■ Source records

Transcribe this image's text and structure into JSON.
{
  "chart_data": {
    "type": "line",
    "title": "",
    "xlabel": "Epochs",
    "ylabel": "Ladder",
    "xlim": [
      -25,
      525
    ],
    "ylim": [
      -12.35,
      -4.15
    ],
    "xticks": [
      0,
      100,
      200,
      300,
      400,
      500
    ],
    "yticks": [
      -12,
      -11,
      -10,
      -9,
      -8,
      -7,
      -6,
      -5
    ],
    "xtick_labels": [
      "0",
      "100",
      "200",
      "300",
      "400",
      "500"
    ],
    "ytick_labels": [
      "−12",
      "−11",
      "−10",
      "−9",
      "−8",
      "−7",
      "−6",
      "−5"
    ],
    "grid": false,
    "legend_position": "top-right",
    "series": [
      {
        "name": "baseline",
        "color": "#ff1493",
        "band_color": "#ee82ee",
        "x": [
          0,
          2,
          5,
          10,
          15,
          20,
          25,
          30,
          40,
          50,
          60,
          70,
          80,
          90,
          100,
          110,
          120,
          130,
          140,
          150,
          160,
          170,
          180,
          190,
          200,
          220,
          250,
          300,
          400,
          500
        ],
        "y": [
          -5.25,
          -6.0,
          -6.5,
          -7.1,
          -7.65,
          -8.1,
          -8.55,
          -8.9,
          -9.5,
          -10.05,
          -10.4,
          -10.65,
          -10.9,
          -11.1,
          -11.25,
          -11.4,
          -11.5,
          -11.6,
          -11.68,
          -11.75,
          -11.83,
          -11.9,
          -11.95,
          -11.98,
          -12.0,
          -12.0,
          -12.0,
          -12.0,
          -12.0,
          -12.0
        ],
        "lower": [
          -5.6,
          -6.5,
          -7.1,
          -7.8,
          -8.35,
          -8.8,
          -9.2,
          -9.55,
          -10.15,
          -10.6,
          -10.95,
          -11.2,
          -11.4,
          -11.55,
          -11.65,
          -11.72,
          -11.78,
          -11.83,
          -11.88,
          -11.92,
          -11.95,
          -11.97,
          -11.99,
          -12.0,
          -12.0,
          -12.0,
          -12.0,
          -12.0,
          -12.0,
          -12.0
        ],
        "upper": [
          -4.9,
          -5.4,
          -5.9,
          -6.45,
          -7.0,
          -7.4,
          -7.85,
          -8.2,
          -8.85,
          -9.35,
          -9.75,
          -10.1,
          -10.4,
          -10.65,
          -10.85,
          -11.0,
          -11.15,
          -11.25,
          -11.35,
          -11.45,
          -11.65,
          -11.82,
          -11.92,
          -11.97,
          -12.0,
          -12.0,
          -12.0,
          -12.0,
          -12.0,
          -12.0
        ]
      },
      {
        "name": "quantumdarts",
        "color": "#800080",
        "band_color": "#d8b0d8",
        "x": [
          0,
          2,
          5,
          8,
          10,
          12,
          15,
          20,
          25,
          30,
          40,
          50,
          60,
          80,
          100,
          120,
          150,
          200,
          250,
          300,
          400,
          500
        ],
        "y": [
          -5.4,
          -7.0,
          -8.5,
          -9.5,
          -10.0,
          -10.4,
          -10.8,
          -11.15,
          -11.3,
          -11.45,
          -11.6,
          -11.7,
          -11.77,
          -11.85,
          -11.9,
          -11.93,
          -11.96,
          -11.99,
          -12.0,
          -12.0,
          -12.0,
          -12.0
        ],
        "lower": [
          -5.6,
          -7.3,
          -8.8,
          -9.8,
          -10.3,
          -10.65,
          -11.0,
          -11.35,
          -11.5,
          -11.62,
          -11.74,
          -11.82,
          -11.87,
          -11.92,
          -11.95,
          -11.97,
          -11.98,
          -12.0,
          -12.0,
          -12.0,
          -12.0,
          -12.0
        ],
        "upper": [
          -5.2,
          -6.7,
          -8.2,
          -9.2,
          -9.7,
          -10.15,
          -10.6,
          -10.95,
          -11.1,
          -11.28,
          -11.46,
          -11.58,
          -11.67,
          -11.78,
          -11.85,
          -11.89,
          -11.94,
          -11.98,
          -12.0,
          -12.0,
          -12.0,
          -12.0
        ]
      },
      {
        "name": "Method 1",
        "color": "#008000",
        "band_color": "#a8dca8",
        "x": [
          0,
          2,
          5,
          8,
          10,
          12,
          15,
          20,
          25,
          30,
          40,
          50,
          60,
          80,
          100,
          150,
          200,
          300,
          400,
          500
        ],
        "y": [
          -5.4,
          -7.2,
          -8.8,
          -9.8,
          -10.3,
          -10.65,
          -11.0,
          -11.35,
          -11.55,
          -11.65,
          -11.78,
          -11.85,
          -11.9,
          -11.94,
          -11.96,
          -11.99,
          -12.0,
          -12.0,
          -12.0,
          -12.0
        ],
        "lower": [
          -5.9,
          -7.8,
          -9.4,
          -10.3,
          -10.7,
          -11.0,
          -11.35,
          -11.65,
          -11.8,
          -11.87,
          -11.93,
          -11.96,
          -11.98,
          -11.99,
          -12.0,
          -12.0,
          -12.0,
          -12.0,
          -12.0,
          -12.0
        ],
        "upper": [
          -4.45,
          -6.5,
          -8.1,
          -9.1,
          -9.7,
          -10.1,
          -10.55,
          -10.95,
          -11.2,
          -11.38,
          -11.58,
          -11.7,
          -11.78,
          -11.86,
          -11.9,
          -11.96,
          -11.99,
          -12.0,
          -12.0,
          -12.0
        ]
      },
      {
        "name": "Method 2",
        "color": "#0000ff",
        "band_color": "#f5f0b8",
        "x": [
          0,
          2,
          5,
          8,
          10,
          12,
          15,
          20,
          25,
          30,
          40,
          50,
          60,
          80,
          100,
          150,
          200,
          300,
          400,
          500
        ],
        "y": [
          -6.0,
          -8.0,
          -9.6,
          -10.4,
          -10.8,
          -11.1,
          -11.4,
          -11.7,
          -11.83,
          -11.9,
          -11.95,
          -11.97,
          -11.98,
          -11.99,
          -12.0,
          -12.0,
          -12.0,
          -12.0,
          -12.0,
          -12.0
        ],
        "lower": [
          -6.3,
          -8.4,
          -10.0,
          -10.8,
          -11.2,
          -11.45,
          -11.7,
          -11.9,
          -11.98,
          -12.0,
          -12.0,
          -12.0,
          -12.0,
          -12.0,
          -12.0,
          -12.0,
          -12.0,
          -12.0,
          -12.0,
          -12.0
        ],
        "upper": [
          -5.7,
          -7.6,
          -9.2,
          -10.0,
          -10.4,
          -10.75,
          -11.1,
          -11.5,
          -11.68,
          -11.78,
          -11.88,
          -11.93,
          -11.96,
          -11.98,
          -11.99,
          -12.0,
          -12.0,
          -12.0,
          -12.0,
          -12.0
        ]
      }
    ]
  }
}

■ Task objective
Each line above is to be repeated exactly.

■ Task result
Transcribe this image's text and structure into JSON.
{
  "chart_data": {
    "type": "line",
    "title": "",
    "xlabel": "Epochs",
    "ylabel": "Ladder",
    "xlim": [
      -25,
      525
    ],
    "ylim": [
      -12.35,
      -4.15
    ],
    "xticks": [
      0,
      100,
      200,
      300,
      400,
      500
    ],
    "yticks": [
      -12,
      -11,
      -10,
      -9,
      -8,
      -7,
      -6,
      -5
    ],
    "xtick_labels": [
      "0",
      "100",
      "200",
      "300",
      "400",
      "500"
    ],
    "ytick_labels": [
      "−12",
      "−11",
      "−10",
      "−9",
      "−8",
      "−7",
      "−6",
      "−5"
    ],
    "grid": false,
    "legend_position": "top-right",
    "series": [
      {
        "name": "baseline",
        "color": "#ff1493",
        "band_color": "#ee82ee",
        "x": [
          0,
          2,
          5,
          10,
          15,
          20,
          25,
          30,
          40,
          50,
          60,
          70,
          80,
          90,
          100,
          110,
          120,
          130,
          140,
          150,
          160,
          170,
          180,
          190,
          200,
          220,
          250,
          300,
          400,
          500
        ],
        "y": [
          -5.25,
          -6.0,
          -6.5,
          -7.1,
          -7.65,
          -8.1,
          -8.55,
          -8.9,
          -9.5,
          -10.05,
          -10.4,
          -10.65,
          -10.9,
          -11.1,
          -11.25,
          -11.4,
          -11.5,
          -11.6,
          -11.68,
          -11.75,
          -11.83,
          -11.9,
          -11.95,
          -11.98,
          -12.0,
          -12.0,
          -12.0,
          -12.0,
          -12.0,
          -12.0
        ],
        "lower": [
          -5.6,
          -6.5,
          -7.1,
          -7.8,
          -8.35,
          -8.8,
          -9.2,
          -9.55,
          -10.15,
          -10.6,
          -10.95,
          -11.2,
          -11.4,
          -11.55,
          -11.65,
          -11.72,
          -11.78,
          -11.83,
          -11.88,
          -11.92,
          -11.95,
          -11.97,
          -11.99,
          -12.0,
          -12.0,
          -12.0,
          -12.0,
          -12.0,
          -12.0,
          -12.0
        ],
        "upper": [
          -4.9,
          -5.4,
          -5.9,
          -6.45,
          -7.0,
          -7.4,
          -7.85,
          -8.2,
          -8.85,
          -9.35,
          -9.75,
          -10.1,
          -10.4,
          -10.65,
          -10.85,
          -11.0,
          -11.15,
          -11.25,
          -11.35,
          -11.45,
          -11.65,
          -11.82,
          -11.92,
          -11.97,
          -12.0,
          -12.0,
          -12.0,
          -12.0,
          -12.0,
          -12.0
        ]
      },
      {
        "name": "quantumdarts",
        "color": "#800080",
        "band_color": "#d8b0d8",
        "x": [
          0,
          2,
          5,
          8,
          10,
          12,
          15,
          20,
          25,
          30,
          40,
          50,
          60,
          80,
          100,
          120,
          150,
          200,
          250,
          300,
          400,
          500
        ],
        "y": [
          -5.4,
          -7.0,
          -8.5,
          -9.5,
          -10.0,
          -10.4,
          -10.8,
          -11.15,
          -11.3,
          -11.45,
          -11.6,
          -11.7,
          -11.77,
          -11.85,
          -11.9,
          -11.93,
          -11.96,
          -11.99,
          -12.0,
          -12.0,
          -12.0,
          -12.0
        ],
        "lower": [
          -5.6,
          -7.3,
          -8.8,
          -9.8,
          -10.3,
          -10.65,
          -11.0,
          -11.35,
          -11.5,
          -11.62,
          -11.74,
          -11.82,
          -11.87,
          -11.92,
          -11.95,
          -11.97,
          -11.98,
          -12.0,
          -12.0,
          -12.0,
          -12.0,
          -12.0
        ],
        "upper": [
          -5.2,
          -6.7,
          -8.2,
          -9.2,
          -9.7,
          -10.15,
          -10.6,
          -10.95,
          -11.1,
          -11.28,
          -11.46,
          -11.58,
          -11.67,
          -11.78,
          -11.85,
          -11.89,
          -11.94,
          -11.98,
          -12.0,
          -12.0,
          -12.0,
          -12.0
        ]
      },
      {
        "name": "Method 1",
        "color": "#008000",
        "band_color": "#a8dca8",
        "x": [
          0,
          2,
          5,
          8,
          10,
          12,
          15,
          20,
          25,
          30,
          40,
          50,
          60,
          80,
          100,
          150,
          200,
          300,
          400,
          500
        ],
        "y": [
          -5.4,
          -7.2,
          -8.8,
          -9.8,
          -10.3,
          -10.65,
          -11.0,
          -11.35,
          -11.55,
          -11.65,
          -11.78,
          -11.85,
          -11.9,
          -11.94,
          -11.96,
          -11.99,
          -12.0,
          -12.0,
          -12.0,
          -12.0
        ],
        "lower": [
          -5.9,
          -7.8,
          -9.4,
          -10.3,
          -10.7,
          -11.0,
          -11.35,
          -11.65,
          -11.8,
          -11.87,
          -11.93,
          -11.96,
          -11.98,
          -11.99,
          -12.0,
          -12.0,
          -12.0,
          -12.0,
          -12.0,
          -12.0
        ],
        "upper": [
          -4.45,
          -6.5,
          -8.1,
          -9.1,
          -9.7,
          -10.1,
          -10.55,
          -10.95,
          -11.2,
          -11.38,
          -11.58,
          -11.7,
          -11.78,
          -11.86,
          -11.9,
          -11.96,
          -11.99,
          -12.0,
          -12.0,
          -12.0
        ]
      },
      {
        "name": "Method 2",
        "color": "#0000ff",
        "band_color": "#f5f0b8",
        "x": [
          0,
          2,
          5,
          8,
          10,
          12,
          15,
          20,
          25,
          30,
          40,
          50,
          60,
          80,
          100,
          150,
          200,
          300,
          400,
          500
        ],
        "y": [
          -6.0,
          -8.0,
          -9.6,
          -10.4,
          -10.8,
          -11.1,
          -11.4,
          -11.7,
          -11.83,
          -11.9,
          -11.95,
          -11.97,
          -11.98,
          -11.99,
          -12.0,
          -12.0,
          -12.0,
          -12.0,
          -12.0,
          -12.0
        ],
        "lower": [
          -6.3,
          -8.4,
          -10.0,
          -10.8,
          -11.2,
          -11.45,
          -11.7,
          -11.9,
          -11.98,
          -12.0,
          -12.0,
          -12.0,
          -12.0,
          -12.0,
          -12.0,
          -12.0,
          -12.0,
          -12.0,
          -12.0,
          -12.0
        ],
        "upper": [
          -5.7,
          -7.6,
          -9.2,
          -10.0,
          -10.4,
          -10.75,
          -11.1,
          -11.5,
          -11.68,
          -11.78,
          -11.88,
          -11.93,
          -11.96,
          -11.98,
          -11.99,
          -12.0,
          -12.0,
          -12.0,
          -12.0,
          -12.0
        ]
      }
    ]
  }
}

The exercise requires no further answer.